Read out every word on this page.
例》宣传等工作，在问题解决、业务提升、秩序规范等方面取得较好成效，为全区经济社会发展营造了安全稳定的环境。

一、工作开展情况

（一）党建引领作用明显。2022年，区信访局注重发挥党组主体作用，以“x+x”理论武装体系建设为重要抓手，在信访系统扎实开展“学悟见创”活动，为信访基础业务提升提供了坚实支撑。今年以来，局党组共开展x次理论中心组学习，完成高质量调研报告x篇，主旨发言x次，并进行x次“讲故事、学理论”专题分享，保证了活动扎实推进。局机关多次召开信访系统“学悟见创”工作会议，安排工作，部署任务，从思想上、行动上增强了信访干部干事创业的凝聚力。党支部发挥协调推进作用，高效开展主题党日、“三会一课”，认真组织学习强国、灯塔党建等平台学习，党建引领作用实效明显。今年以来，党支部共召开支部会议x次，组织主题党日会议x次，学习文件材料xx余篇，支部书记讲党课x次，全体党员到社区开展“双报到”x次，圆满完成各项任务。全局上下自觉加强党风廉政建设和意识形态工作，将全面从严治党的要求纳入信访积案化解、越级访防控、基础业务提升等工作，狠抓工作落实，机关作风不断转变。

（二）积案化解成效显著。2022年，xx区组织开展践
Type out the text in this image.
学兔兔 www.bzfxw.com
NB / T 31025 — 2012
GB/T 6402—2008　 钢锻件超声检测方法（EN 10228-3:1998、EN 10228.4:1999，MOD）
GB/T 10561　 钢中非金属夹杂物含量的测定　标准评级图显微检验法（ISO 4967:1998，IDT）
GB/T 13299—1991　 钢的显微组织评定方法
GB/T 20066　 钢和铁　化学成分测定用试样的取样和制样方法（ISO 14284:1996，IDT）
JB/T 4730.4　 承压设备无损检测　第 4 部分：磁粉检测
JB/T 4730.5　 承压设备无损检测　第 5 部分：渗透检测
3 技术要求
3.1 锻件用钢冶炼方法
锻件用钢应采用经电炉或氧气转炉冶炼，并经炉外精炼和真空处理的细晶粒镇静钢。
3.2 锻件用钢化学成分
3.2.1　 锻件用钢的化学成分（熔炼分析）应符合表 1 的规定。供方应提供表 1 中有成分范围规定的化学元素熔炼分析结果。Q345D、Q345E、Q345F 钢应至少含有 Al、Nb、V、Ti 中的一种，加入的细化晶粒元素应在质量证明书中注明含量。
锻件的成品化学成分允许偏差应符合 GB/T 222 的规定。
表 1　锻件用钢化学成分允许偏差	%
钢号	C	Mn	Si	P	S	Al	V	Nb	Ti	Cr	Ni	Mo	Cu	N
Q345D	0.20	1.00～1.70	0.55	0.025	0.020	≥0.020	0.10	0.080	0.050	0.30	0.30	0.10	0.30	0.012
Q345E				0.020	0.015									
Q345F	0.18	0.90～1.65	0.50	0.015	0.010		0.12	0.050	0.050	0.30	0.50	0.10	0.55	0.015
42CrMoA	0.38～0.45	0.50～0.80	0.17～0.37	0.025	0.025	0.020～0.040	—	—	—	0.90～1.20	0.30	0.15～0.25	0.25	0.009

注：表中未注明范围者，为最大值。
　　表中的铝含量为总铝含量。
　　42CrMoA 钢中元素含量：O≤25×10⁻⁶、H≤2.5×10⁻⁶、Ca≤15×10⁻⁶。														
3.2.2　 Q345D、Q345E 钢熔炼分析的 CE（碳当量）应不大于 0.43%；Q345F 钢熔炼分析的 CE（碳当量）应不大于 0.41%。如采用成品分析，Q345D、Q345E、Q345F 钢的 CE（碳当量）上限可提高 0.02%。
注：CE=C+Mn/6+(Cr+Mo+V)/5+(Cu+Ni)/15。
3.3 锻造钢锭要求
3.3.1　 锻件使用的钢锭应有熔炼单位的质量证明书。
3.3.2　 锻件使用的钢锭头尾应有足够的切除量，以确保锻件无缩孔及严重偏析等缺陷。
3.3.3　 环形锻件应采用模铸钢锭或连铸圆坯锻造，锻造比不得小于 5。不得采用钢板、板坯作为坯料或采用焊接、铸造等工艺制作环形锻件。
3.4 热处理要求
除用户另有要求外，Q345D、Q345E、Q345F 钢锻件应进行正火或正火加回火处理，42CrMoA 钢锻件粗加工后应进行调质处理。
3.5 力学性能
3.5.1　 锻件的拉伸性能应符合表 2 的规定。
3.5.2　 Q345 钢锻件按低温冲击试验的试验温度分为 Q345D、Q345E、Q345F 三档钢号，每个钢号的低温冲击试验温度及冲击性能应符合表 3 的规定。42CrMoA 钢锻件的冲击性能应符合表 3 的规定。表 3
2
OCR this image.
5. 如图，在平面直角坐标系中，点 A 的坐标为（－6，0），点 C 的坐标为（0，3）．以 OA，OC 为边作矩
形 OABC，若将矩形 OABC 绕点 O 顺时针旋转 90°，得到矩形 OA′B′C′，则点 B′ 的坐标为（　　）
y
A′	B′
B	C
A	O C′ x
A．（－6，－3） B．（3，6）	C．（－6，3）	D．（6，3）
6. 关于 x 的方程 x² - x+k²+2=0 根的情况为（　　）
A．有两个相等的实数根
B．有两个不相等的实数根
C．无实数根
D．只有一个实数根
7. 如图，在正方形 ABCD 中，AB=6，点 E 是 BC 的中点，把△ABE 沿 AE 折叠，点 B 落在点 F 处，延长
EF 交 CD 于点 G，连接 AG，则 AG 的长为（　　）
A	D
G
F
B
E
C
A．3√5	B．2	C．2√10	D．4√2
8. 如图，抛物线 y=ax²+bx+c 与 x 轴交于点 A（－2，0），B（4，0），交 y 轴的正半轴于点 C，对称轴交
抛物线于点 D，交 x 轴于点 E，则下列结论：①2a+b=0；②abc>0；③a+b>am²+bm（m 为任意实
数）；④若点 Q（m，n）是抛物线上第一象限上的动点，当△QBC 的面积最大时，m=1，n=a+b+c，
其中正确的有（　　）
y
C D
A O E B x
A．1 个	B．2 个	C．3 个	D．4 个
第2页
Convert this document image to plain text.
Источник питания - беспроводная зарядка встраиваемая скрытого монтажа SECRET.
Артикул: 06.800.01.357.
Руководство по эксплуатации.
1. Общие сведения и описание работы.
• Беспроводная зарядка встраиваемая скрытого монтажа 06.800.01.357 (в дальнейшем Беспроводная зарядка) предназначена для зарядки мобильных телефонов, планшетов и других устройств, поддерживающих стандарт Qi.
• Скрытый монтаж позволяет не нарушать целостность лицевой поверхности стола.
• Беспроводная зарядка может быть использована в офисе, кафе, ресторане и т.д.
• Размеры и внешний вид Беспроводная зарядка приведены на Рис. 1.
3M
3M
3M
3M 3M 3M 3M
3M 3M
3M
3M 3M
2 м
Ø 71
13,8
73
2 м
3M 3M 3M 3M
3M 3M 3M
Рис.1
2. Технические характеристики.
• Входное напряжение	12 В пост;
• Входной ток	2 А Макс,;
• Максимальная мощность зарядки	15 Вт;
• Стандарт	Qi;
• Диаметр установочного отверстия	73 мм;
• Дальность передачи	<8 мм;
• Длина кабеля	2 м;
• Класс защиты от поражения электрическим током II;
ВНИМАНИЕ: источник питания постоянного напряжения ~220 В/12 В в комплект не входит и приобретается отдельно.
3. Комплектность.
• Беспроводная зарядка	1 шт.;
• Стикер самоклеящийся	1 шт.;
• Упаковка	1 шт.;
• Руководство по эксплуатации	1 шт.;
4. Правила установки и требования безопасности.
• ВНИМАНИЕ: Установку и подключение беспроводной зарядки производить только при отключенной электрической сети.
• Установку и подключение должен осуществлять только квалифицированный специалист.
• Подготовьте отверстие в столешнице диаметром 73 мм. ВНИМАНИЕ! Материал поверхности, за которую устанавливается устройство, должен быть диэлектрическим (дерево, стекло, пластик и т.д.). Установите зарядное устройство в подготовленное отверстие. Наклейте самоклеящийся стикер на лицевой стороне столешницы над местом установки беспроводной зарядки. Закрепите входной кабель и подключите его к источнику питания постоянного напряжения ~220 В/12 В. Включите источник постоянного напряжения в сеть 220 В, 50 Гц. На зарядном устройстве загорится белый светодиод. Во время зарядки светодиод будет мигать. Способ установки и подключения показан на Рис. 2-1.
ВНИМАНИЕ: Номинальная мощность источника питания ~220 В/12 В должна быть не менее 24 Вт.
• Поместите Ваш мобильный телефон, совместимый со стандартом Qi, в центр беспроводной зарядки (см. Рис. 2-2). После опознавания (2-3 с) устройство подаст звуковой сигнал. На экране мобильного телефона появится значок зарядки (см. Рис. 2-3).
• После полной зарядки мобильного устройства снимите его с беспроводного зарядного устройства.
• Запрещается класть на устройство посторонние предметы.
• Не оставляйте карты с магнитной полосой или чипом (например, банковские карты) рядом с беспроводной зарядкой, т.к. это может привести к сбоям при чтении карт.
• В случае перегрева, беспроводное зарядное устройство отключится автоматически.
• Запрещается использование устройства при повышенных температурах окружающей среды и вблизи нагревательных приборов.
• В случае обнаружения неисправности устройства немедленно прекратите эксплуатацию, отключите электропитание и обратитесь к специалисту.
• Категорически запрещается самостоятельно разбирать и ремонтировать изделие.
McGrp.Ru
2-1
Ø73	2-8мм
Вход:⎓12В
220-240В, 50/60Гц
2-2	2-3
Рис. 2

# TASK PROMPT:
Each line in the entries above that includes the string "мощность" should be extracted.

# ANSWER TO THE TASK:
• Максимальная мощность зарядки	15 Вт;
ВНИМАНИЕ: Номинальная мощность источника питания ~220 В/12 В должна быть не менее 24 Вт.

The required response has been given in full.